• **ITEMS**
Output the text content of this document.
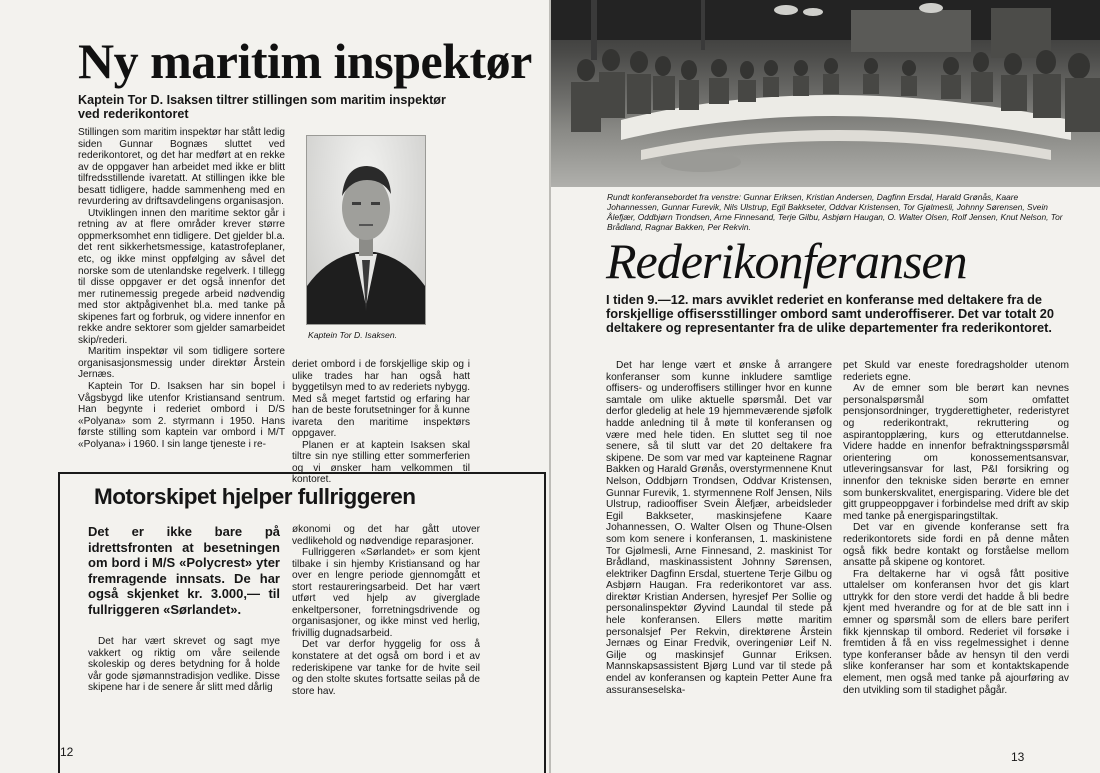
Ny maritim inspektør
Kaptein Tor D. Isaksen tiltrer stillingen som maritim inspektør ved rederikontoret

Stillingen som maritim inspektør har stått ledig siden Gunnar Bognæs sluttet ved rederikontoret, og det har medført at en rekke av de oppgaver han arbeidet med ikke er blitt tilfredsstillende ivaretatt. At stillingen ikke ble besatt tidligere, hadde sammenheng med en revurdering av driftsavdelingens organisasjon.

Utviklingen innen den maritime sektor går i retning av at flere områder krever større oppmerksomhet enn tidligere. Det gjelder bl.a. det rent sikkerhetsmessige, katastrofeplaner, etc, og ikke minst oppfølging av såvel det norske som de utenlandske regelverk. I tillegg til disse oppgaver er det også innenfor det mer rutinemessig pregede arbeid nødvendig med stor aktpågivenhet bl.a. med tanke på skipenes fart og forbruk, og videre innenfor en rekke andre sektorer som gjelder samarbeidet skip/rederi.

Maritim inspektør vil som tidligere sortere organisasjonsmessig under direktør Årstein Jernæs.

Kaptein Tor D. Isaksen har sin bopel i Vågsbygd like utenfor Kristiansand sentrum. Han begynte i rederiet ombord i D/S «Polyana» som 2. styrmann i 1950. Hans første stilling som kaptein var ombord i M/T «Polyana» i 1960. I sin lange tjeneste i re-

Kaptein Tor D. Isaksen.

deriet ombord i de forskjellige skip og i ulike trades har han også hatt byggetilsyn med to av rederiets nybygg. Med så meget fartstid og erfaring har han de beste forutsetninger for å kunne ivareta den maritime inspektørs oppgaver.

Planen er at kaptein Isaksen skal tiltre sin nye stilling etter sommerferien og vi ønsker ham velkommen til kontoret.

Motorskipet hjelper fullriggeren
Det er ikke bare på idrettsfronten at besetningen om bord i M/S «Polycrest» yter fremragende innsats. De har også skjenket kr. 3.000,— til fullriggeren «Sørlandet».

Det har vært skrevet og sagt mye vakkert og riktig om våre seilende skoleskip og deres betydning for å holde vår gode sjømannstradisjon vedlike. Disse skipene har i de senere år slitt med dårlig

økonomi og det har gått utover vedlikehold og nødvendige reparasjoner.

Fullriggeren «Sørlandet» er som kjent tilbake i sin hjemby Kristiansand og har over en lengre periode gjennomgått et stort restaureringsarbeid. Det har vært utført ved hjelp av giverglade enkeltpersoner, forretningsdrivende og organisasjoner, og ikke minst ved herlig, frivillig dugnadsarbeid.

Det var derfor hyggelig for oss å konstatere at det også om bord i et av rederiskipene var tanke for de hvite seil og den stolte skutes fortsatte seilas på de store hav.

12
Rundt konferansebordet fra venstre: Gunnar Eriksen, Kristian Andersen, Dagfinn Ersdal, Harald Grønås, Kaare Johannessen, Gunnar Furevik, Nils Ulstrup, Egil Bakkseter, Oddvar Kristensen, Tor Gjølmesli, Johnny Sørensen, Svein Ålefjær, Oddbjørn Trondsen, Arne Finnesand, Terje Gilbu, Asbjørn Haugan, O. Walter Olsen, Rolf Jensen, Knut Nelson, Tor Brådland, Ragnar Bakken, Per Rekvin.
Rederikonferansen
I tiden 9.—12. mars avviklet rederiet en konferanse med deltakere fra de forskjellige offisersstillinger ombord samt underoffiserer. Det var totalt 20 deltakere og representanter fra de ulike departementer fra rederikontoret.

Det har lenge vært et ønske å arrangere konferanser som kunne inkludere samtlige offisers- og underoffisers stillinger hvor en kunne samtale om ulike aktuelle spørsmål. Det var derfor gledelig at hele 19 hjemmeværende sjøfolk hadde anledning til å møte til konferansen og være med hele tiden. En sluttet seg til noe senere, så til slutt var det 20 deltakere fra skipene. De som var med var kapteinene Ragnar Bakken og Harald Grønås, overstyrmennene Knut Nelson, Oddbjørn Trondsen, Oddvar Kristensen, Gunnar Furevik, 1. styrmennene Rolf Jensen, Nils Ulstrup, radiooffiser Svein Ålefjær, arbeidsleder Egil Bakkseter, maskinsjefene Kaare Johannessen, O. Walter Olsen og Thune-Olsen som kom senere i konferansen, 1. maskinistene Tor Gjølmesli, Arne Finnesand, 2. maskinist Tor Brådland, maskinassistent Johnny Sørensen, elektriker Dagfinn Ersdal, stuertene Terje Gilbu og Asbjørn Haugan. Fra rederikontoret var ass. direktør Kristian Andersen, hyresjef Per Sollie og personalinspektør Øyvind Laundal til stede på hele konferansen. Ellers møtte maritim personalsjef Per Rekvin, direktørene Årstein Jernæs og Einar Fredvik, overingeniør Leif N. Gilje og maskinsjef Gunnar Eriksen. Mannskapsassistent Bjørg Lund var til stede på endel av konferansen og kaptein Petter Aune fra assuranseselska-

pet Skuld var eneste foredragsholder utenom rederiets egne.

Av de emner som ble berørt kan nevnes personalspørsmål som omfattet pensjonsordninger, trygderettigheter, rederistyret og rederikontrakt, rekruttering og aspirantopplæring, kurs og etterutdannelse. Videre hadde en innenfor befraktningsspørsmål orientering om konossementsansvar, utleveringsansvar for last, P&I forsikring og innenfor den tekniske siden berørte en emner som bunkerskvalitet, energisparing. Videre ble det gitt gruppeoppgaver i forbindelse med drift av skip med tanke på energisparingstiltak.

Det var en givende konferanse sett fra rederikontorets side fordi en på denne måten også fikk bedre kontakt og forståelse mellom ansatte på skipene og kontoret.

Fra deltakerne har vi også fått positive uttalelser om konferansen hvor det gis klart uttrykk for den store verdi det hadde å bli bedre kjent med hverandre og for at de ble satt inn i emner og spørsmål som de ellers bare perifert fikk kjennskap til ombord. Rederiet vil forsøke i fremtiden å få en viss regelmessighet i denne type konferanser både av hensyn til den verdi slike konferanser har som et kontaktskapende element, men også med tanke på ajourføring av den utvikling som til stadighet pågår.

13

• **INSTRUCTIONS FOR THE TASK**
Give every record back exactly as it reads, with no images.

• **FINAL RESULT**
Output the text content of this document.
Ny maritim inspektør
Kaptein Tor D. Isaksen tiltrer stillingen som maritim inspektør ved rederikontoret

Stillingen som maritim inspektør har stått ledig siden Gunnar Bognæs sluttet ved rederikontoret, og det har medført at en rekke av de oppgaver han arbeidet med ikke er blitt tilfredsstillende ivaretatt. At stillingen ikke ble besatt tidligere, hadde sammenheng med en revurdering av driftsavdelingens organisasjon.

Utviklingen innen den maritime sektor går i retning av at flere områder krever større oppmerksomhet enn tidligere. Det gjelder bl.a. det rent sikkerhetsmessige, katastrofeplaner, etc, og ikke minst oppfølging av såvel det norske som de utenlandske regelverk. I tillegg til disse oppgaver er det også innenfor det mer rutinemessig pregede arbeid nødvendig med stor aktpågivenhet bl.a. med tanke på skipenes fart og forbruk, og videre innenfor en rekke andre sektorer som gjelder samarbeidet skip/rederi.

Maritim inspektør vil som tidligere sortere organisasjonsmessig under direktør Årstein Jernæs.

Kaptein Tor D. Isaksen har sin bopel i Vågsbygd like utenfor Kristiansand sentrum. Han begynte i rederiet ombord i D/S «Polyana» som 2. styrmann i 1950. Hans første stilling som kaptein var ombord i M/T «Polyana» i 1960. I sin lange tjeneste i re-

Kaptein Tor D. Isaksen.

deriet ombord i de forskjellige skip og i ulike trades har han også hatt byggetilsyn med to av rederiets nybygg. Med så meget fartstid og erfaring har han de beste forutsetninger for å kunne ivareta den maritime inspektørs oppgaver.

Planen er at kaptein Isaksen skal tiltre sin nye stilling etter sommerferien og vi ønsker ham velkommen til kontoret.

Motorskipet hjelper fullriggeren
Det er ikke bare på idrettsfronten at besetningen om bord i M/S «Polycrest» yter fremragende innsats. De har også skjenket kr. 3.000,— til fullriggeren «Sørlandet».

Det har vært skrevet og sagt mye vakkert og riktig om våre seilende skoleskip og deres betydning for å holde vår gode sjømannstradisjon vedlike. Disse skipene har i de senere år slitt med dårlig

økonomi og det har gått utover vedlikehold og nødvendige reparasjoner.

Fullriggeren «Sørlandet» er som kjent tilbake i sin hjemby Kristiansand og har over en lengre periode gjennomgått et stort restaureringsarbeid. Det har vært utført ved hjelp av giverglade enkeltpersoner, forretningsdrivende og organisasjoner, og ikke minst ved herlig, frivillig dugnadsarbeid.

Det var derfor hyggelig for oss å konstatere at det også om bord i et av rederiskipene var tanke for de hvite seil og den stolte skutes fortsatte seilas på de store hav.

12
Rundt konferansebordet fra venstre: Gunnar Eriksen, Kristian Andersen, Dagfinn Ersdal, Harald Grønås, Kaare Johannessen, Gunnar Furevik, Nils Ulstrup, Egil Bakkseter, Oddvar Kristensen, Tor Gjølmesli, Johnny Sørensen, Svein Ålefjær, Oddbjørn Trondsen, Arne Finnesand, Terje Gilbu, Asbjørn Haugan, O. Walter Olsen, Rolf Jensen, Knut Nelson, Tor Brådland, Ragnar Bakken, Per Rekvin.
Rederikonferansen
I tiden 9.—12. mars avviklet rederiet en konferanse med deltakere fra de forskjellige offisersstillinger ombord samt underoffiserer. Det var totalt 20 deltakere og representanter fra de ulike departementer fra rederikontoret.

Det har lenge vært et ønske å arrangere konferanser som kunne inkludere samtlige offisers- og underoffisers stillinger hvor en kunne samtale om ulike aktuelle spørsmål. Det var derfor gledelig at hele 19 hjemmeværende sjøfolk hadde anledning til å møte til konferansen og være med hele tiden. En sluttet seg til noe senere, så til slutt var det 20 deltakere fra skipene. De som var med var kapteinene Ragnar Bakken og Harald Grønås, overstyrmennene Knut Nelson, Oddbjørn Trondsen, Oddvar Kristensen, Gunnar Furevik, 1. styrmennene Rolf Jensen, Nils Ulstrup, radiooffiser Svein Ålefjær, arbeidsleder Egil Bakkseter, maskinsjefene Kaare Johannessen, O. Walter Olsen og Thune-Olsen som kom senere i konferansen, 1. maskinistene Tor Gjølmesli, Arne Finnesand, 2. maskinist Tor Brådland, maskinassistent Johnny Sørensen, elektriker Dagfinn Ersdal, stuertene Terje Gilbu og Asbjørn Haugan. Fra rederikontoret var ass. direktør Kristian Andersen, hyresjef Per Sollie og personalinspektør Øyvind Laundal til stede på hele konferansen. Ellers møtte maritim personalsjef Per Rekvin, direktørene Årstein Jernæs og Einar Fredvik, overingeniør Leif N. Gilje og maskinsjef Gunnar Eriksen. Mannskapsassistent Bjørg Lund var til stede på endel av konferansen og kaptein Petter Aune fra assuranseselska-

pet Skuld var eneste foredragsholder utenom rederiets egne.

Av de emner som ble berørt kan nevnes personalspørsmål som omfattet pensjonsordninger, trygderettigheter, rederistyret og rederikontrakt, rekruttering og aspirantopplæring, kurs og etterutdannelse. Videre hadde en innenfor befraktningsspørsmål orientering om konossementsansvar, utleveringsansvar for last, P&I forsikring og innenfor den tekniske siden berørte en emner som bunkerskvalitet, energisparing. Videre ble det gitt gruppeoppgaver i forbindelse med drift av skip med tanke på energisparingstiltak.

Det var en givende konferanse sett fra rederikontorets side fordi en på denne måten også fikk bedre kontakt og forståelse mellom ansatte på skipene og kontoret.

Fra deltakerne har vi også fått positive uttalelser om konferansen hvor det gis klart uttrykk for den store verdi det hadde å bli bedre kjent med hverandre og for at de ble satt inn i emner og spørsmål som de ellers bare perifert fikk kjennskap til ombord. Rederiet vil forsøke i fremtiden å få en viss regelmessighet i denne type konferanser både av hensyn til den verdi slike konferanser har som et kontaktskapende element, men også med tanke på ajourføring av den utvikling som til stadighet pågår.

13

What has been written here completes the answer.